▶ [WHAT TO PRODUCE]: Make an exact copy of the records, dropping all pictures.

Excerpt from a dataset
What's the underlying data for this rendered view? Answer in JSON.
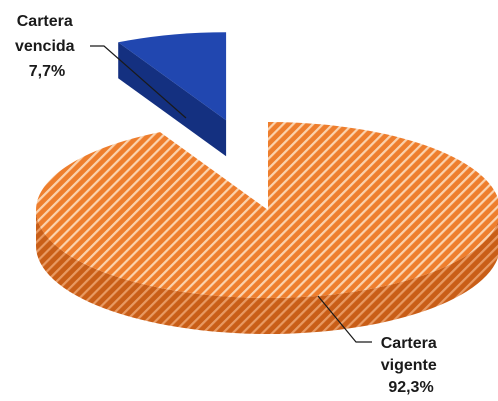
{
  "chart_data": {
    "type": "pie",
    "style": "3d-exploded",
    "slices": [
      {
        "id": "vencida",
        "category": "Cartera vencida",
        "label_lines": [
          "Cartera",
          "vencida",
          "7,7%"
        ],
        "value": 7.7,
        "value_label": "7,7%",
        "color": "#2147b0",
        "pattern": "solid"
      },
      {
        "id": "vigente",
        "category": "Cartera vigente",
        "label_lines": [
          "Cartera",
          "vigente",
          "92,3%"
        ],
        "value": 92.3,
        "value_label": "92,3%",
        "color": "#e8762a",
        "pattern": "diagonal-hatch"
      }
    ]
  }
}
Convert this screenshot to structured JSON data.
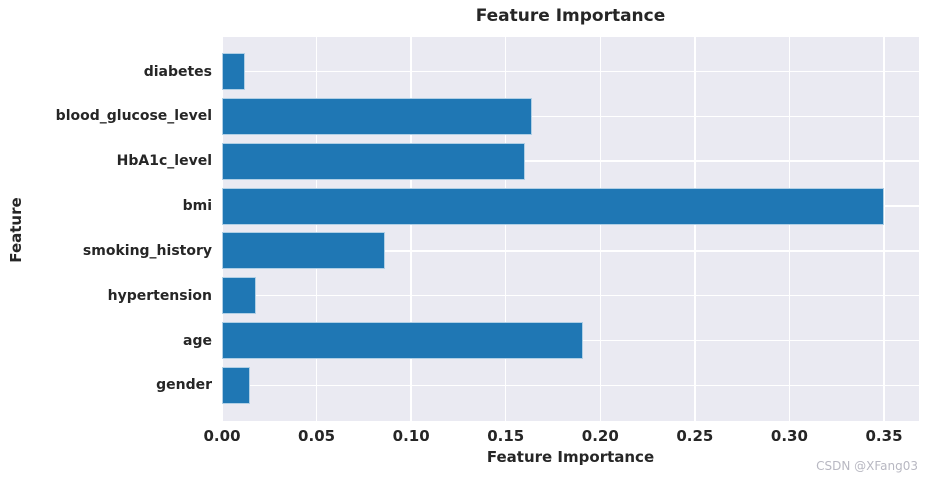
{
  "chart_data": {
    "type": "bar",
    "orientation": "horizontal",
    "title": "Feature Importance",
    "xlabel": "Feature Importance",
    "ylabel": "Feature",
    "categories": [
      "diabetes",
      "blood_glucose_level",
      "HbA1c_level",
      "bmi",
      "smoking_history",
      "hypertension",
      "age",
      "gender"
    ],
    "values": [
      0.012,
      0.164,
      0.16,
      0.35,
      0.086,
      0.018,
      0.191,
      0.015
    ],
    "xlim": [
      0,
      0.3685
    ],
    "xtick_labels": [
      "0.00",
      "0.05",
      "0.10",
      "0.15",
      "0.20",
      "0.25",
      "0.30",
      "0.35"
    ],
    "xtick_values": [
      0.0,
      0.05,
      0.1,
      0.15,
      0.2,
      0.25,
      0.3,
      0.35
    ],
    "grid": true,
    "legend": "none",
    "bar_color": "#1f77b4",
    "plot_bg_color": "#eaeaf2",
    "grid_color": "#ffffff",
    "text_color": "#262626"
  },
  "watermark": {
    "text": "CSDN @XFang03",
    "color": "#b8b8c2"
  }
}
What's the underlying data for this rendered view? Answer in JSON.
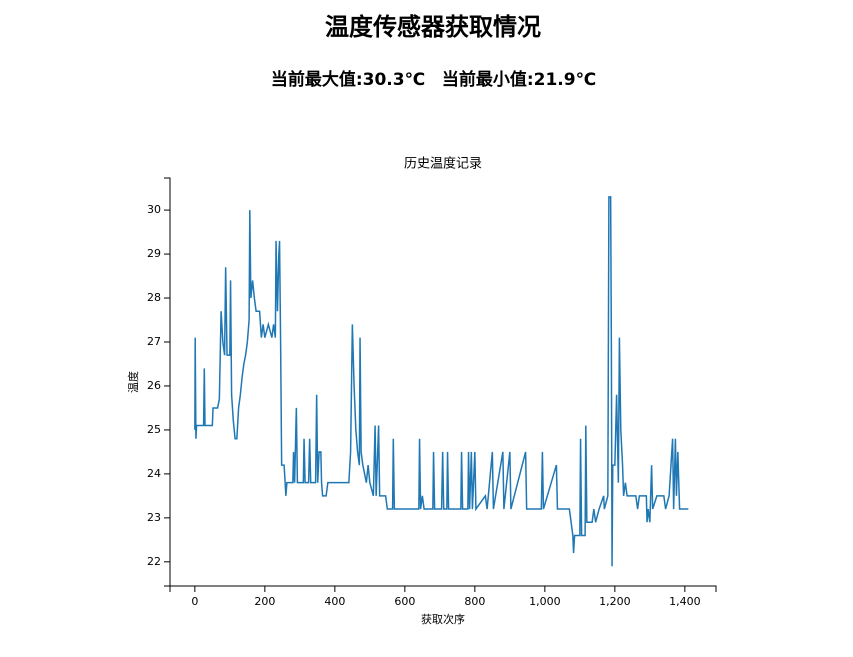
{
  "header": {
    "title": "温度传感器获取情况",
    "max_text": "当前最大值:30.3℃",
    "min_text": "当前最小值:21.9℃"
  },
  "chart_data": {
    "type": "line",
    "title": "历史温度记录",
    "x_label": "获取次序",
    "y_label": "温度",
    "x": [
      0,
      1,
      3,
      5,
      25,
      27,
      29,
      50,
      52,
      65,
      70,
      75,
      80,
      85,
      88,
      92,
      100,
      102,
      105,
      110,
      115,
      120,
      125,
      130,
      135,
      140,
      145,
      150,
      155,
      157,
      160,
      165,
      170,
      175,
      185,
      190,
      195,
      200,
      210,
      220,
      225,
      230,
      232,
      236,
      240,
      242,
      245,
      248,
      255,
      258,
      260,
      263,
      280,
      282,
      285,
      290,
      293,
      310,
      312,
      315,
      325,
      328,
      331,
      345,
      348,
      351,
      355,
      360,
      362,
      365,
      375,
      380,
      440,
      445,
      450,
      455,
      460,
      465,
      470,
      472,
      475,
      480,
      490,
      495,
      500,
      510,
      515,
      518,
      525,
      528,
      545,
      550,
      565,
      567,
      570,
      640,
      642,
      645,
      650,
      655,
      680,
      682,
      685,
      705,
      708,
      711,
      720,
      722,
      725,
      760,
      762,
      765,
      780,
      782,
      785,
      790,
      793,
      800,
      803,
      830,
      835,
      850,
      853,
      880,
      883,
      900,
      903,
      945,
      948,
      990,
      993,
      996,
      1033,
      1036,
      1070,
      1075,
      1080,
      1082,
      1085,
      1100,
      1102,
      1105,
      1115,
      1117,
      1120,
      1135,
      1140,
      1145,
      1155,
      1168,
      1170,
      1180,
      1183,
      1188,
      1190,
      1192,
      1194,
      1200,
      1205,
      1210,
      1213,
      1217,
      1222,
      1225,
      1230,
      1235,
      1260,
      1265,
      1270,
      1290,
      1292,
      1295,
      1300,
      1305,
      1308,
      1320,
      1340,
      1345,
      1355,
      1365,
      1368,
      1373,
      1376,
      1380,
      1385,
      1410
    ],
    "series": [
      {
        "color": "#1f77b4",
        "values": [
          25.0,
          27.1,
          24.8,
          25.1,
          25.1,
          26.4,
          25.1,
          25.1,
          25.5,
          25.5,
          25.7,
          27.7,
          27.0,
          26.7,
          28.7,
          26.7,
          26.7,
          28.4,
          25.8,
          25.2,
          24.8,
          24.8,
          25.5,
          25.8,
          26.2,
          26.5,
          26.7,
          27.0,
          27.5,
          30.0,
          28.0,
          28.4,
          28.0,
          27.7,
          27.7,
          27.1,
          27.4,
          27.1,
          27.4,
          27.1,
          27.4,
          27.1,
          29.3,
          27.7,
          29.0,
          29.3,
          27.0,
          24.2,
          24.2,
          23.8,
          23.5,
          23.8,
          23.8,
          24.5,
          23.8,
          25.5,
          23.8,
          23.8,
          24.8,
          23.8,
          23.8,
          24.8,
          23.8,
          23.8,
          25.8,
          23.8,
          24.5,
          24.5,
          23.8,
          23.5,
          23.5,
          23.8,
          23.8,
          24.5,
          27.4,
          26.0,
          25.0,
          24.5,
          24.2,
          27.1,
          24.5,
          24.2,
          23.8,
          24.2,
          23.8,
          23.5,
          25.1,
          23.5,
          25.1,
          23.5,
          23.5,
          23.2,
          23.2,
          24.8,
          23.2,
          23.2,
          24.8,
          23.2,
          23.5,
          23.2,
          23.2,
          24.5,
          23.2,
          23.2,
          24.5,
          23.2,
          23.2,
          24.5,
          23.2,
          23.2,
          24.5,
          23.2,
          23.2,
          24.5,
          23.2,
          24.5,
          23.2,
          24.5,
          23.2,
          23.5,
          23.2,
          24.5,
          23.2,
          24.5,
          23.2,
          24.5,
          23.2,
          24.5,
          23.2,
          23.2,
          24.5,
          23.2,
          24.2,
          23.2,
          23.2,
          22.9,
          22.6,
          22.2,
          22.6,
          22.6,
          24.8,
          22.6,
          22.6,
          25.1,
          22.9,
          22.9,
          23.2,
          22.9,
          23.2,
          23.5,
          23.2,
          23.5,
          30.3,
          30.3,
          27.0,
          21.9,
          24.2,
          24.2,
          25.8,
          23.8,
          27.1,
          25.0,
          24.2,
          23.5,
          23.8,
          23.5,
          23.5,
          23.2,
          23.5,
          23.5,
          22.9,
          23.2,
          22.9,
          24.2,
          23.2,
          23.5,
          23.5,
          23.2,
          23.5,
          24.8,
          23.2,
          24.8,
          23.5,
          24.5,
          23.2,
          23.2
        ]
      }
    ],
    "xlim": [
      -71,
      1489
    ],
    "ylim": [
      21.45,
      30.73
    ],
    "xticks": [
      0,
      200,
      400,
      600,
      800,
      {
        "value": 1000,
        "label": "1,000"
      },
      {
        "value": 1200,
        "label": "1,200"
      },
      {
        "value": 1400,
        "label": "1,400"
      }
    ],
    "yticks": [
      22,
      23,
      24,
      25,
      26,
      27,
      28,
      29,
      30
    ]
  }
}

▶ [EXERCISE ANSWER]:
What's the underlying data for this rendered view? Answer in JSON.
{
  "chart_data": {
    "type": "pie",
    "style": "3d-exploded",
    "slices": [
      {
        "id": "vencida",
        "category": "Cartera vencida",
        "label_lines": [
          "Cartera",
          "vencida",
          "7,7%"
        ],
        "value": 7.7,
        "value_label": "7,7%",
        "color": "#2147b0",
        "pattern": "solid"
      },
      {
        "id": "vigente",
        "category": "Cartera vigente",
        "label_lines": [
          "Cartera",
          "vigente",
          "92,3%"
        ],
        "value": 92.3,
        "value_label": "92,3%",
        "color": "#e8762a",
        "pattern": "diagonal-hatch"
      }
    ]
  }
}
Convert this screenshot to structured JSON data.
{
  "chart_data": {
    "type": "bar",
    "orientation": "horizontal",
    "title": "Feature Importance",
    "xlabel": "Feature Importance",
    "ylabel": "Feature",
    "categories": [
      "diabetes",
      "blood_glucose_level",
      "HbA1c_level",
      "bmi",
      "smoking_history",
      "hypertension",
      "age",
      "gender"
    ],
    "values": [
      0.012,
      0.164,
      0.16,
      0.35,
      0.086,
      0.018,
      0.191,
      0.015
    ],
    "xlim": [
      0,
      0.3685
    ],
    "xtick_labels": [
      "0.00",
      "0.05",
      "0.10",
      "0.15",
      "0.20",
      "0.25",
      "0.30",
      "0.35"
    ],
    "xtick_values": [
      0.0,
      0.05,
      0.1,
      0.15,
      0.2,
      0.25,
      0.3,
      0.35
    ],
    "grid": true,
    "legend": "none",
    "bar_color": "#1f77b4",
    "plot_bg_color": "#eaeaf2",
    "grid_color": "#ffffff",
    "text_color": "#262626"
  },
  "watermark": {
    "text": "CSDN @XFang03",
    "color": "#b8b8c2"
  }
}
What's the underlying data for this rendered view? Answer in JSON.
{
  "header": {
    "title": "温度传感器获取情况",
    "max_text": "当前最大值:30.3℃",
    "min_text": "当前最小值:21.9℃"
  },
  "chart_data": {
    "type": "line",
    "title": "历史温度记录",
    "x_label": "获取次序",
    "y_label": "温度",
    "x": [
      0,
      1,
      3,
      5,
      25,
      27,
      29,
      50,
      52,
      65,
      70,
      75,
      80,
      85,
      88,
      92,
      100,
      102,
      105,
      110,
      115,
      120,
      125,
      130,
      135,
      140,
      145,
      150,
      155,
      157,
      160,
      165,
      170,
      175,
      185,
      190,
      195,
      200,
      210,
      220,
      225,
      230,
      232,
      236,
      240,
      242,
      245,
      248,
      255,
      258,
      260,
      263,
      280,
      282,
      285,
      290,
      293,
      310,
      312,
      315,
      325,
      328,
      331,
      345,
      348,
      351,
      355,
      360,
      362,
      365,
      375,
      380,
      440,
      445,
      450,
      455,
      460,
      465,
      470,
      472,
      475,
      480,
      490,
      495,
      500,
      510,
      515,
      518,
      525,
      528,
      545,
      550,
      565,
      567,
      570,
      640,
      642,
      645,
      650,
      655,
      680,
      682,
      685,
      705,
      708,
      711,
      720,
      722,
      725,
      760,
      762,
      765,
      780,
      782,
      785,
      790,
      793,
      800,
      803,
      830,
      835,
      850,
      853,
      880,
      883,
      900,
      903,
      945,
      948,
      990,
      993,
      996,
      1033,
      1036,
      1070,
      1075,
      1080,
      1082,
      1085,
      1100,
      1102,
      1105,
      1115,
      1117,
      1120,
      1135,
      1140,
      1145,
      1155,
      1168,
      1170,
      1180,
      1183,
      1188,
      1190,
      1192,
      1194,
      1200,
      1205,
      1210,
      1213,
      1217,
      1222,
      1225,
      1230,
      1235,
      1260,
      1265,
      1270,
      1290,
      1292,
      1295,
      1300,
      1305,
      1308,
      1320,
      1340,
      1345,
      1355,
      1365,
      1368,
      1373,
      1376,
      1380,
      1385,
      1410
    ],
    "series": [
      {
        "color": "#1f77b4",
        "values": [
          25.0,
          27.1,
          24.8,
          25.1,
          25.1,
          26.4,
          25.1,
          25.1,
          25.5,
          25.5,
          25.7,
          27.7,
          27.0,
          26.7,
          28.7,
          26.7,
          26.7,
          28.4,
          25.8,
          25.2,
          24.8,
          24.8,
          25.5,
          25.8,
          26.2,
          26.5,
          26.7,
          27.0,
          27.5,
          30.0,
          28.0,
          28.4,
          28.0,
          27.7,
          27.7,
          27.1,
          27.4,
          27.1,
          27.4,
          27.1,
          27.4,
          27.1,
          29.3,
          27.7,
          29.0,
          29.3,
          27.0,
          24.2,
          24.2,
          23.8,
          23.5,
          23.8,
          23.8,
          24.5,
          23.8,
          25.5,
          23.8,
          23.8,
          24.8,
          23.8,
          23.8,
          24.8,
          23.8,
          23.8,
          25.8,
          23.8,
          24.5,
          24.5,
          23.8,
          23.5,
          23.5,
          23.8,
          23.8,
          24.5,
          27.4,
          26.0,
          25.0,
          24.5,
          24.2,
          27.1,
          24.5,
          24.2,
          23.8,
          24.2,
          23.8,
          23.5,
          25.1,
          23.5,
          25.1,
          23.5,
          23.5,
          23.2,
          23.2,
          24.8,
          23.2,
          23.2,
          24.8,
          23.2,
          23.5,
          23.2,
          23.2,
          24.5,
          23.2,
          23.2,
          24.5,
          23.2,
          23.2,
          24.5,
          23.2,
          23.2,
          24.5,
          23.2,
          23.2,
          24.5,
          23.2,
          24.5,
          23.2,
          24.5,
          23.2,
          23.5,
          23.2,
          24.5,
          23.2,
          24.5,
          23.2,
          24.5,
          23.2,
          24.5,
          23.2,
          23.2,
          24.5,
          23.2,
          24.2,
          23.2,
          23.2,
          22.9,
          22.6,
          22.2,
          22.6,
          22.6,
          24.8,
          22.6,
          22.6,
          25.1,
          22.9,
          22.9,
          23.2,
          22.9,
          23.2,
          23.5,
          23.2,
          23.5,
          30.3,
          30.3,
          27.0,
          21.9,
          24.2,
          24.2,
          25.8,
          23.8,
          27.1,
          25.0,
          24.2,
          23.5,
          23.8,
          23.5,
          23.5,
          23.2,
          23.5,
          23.5,
          22.9,
          23.2,
          22.9,
          24.2,
          23.2,
          23.5,
          23.5,
          23.2,
          23.5,
          24.8,
          23.2,
          24.8,
          23.5,
          24.5,
          23.2,
          23.2
        ]
      }
    ],
    "xlim": [
      -71,
      1489
    ],
    "ylim": [
      21.45,
      30.73
    ],
    "xticks": [
      0,
      200,
      400,
      600,
      800,
      {
        "value": 1000,
        "label": "1,000"
      },
      {
        "value": 1200,
        "label": "1,200"
      },
      {
        "value": 1400,
        "label": "1,400"
      }
    ],
    "yticks": [
      22,
      23,
      24,
      25,
      26,
      27,
      28,
      29,
      30
    ]
  }
}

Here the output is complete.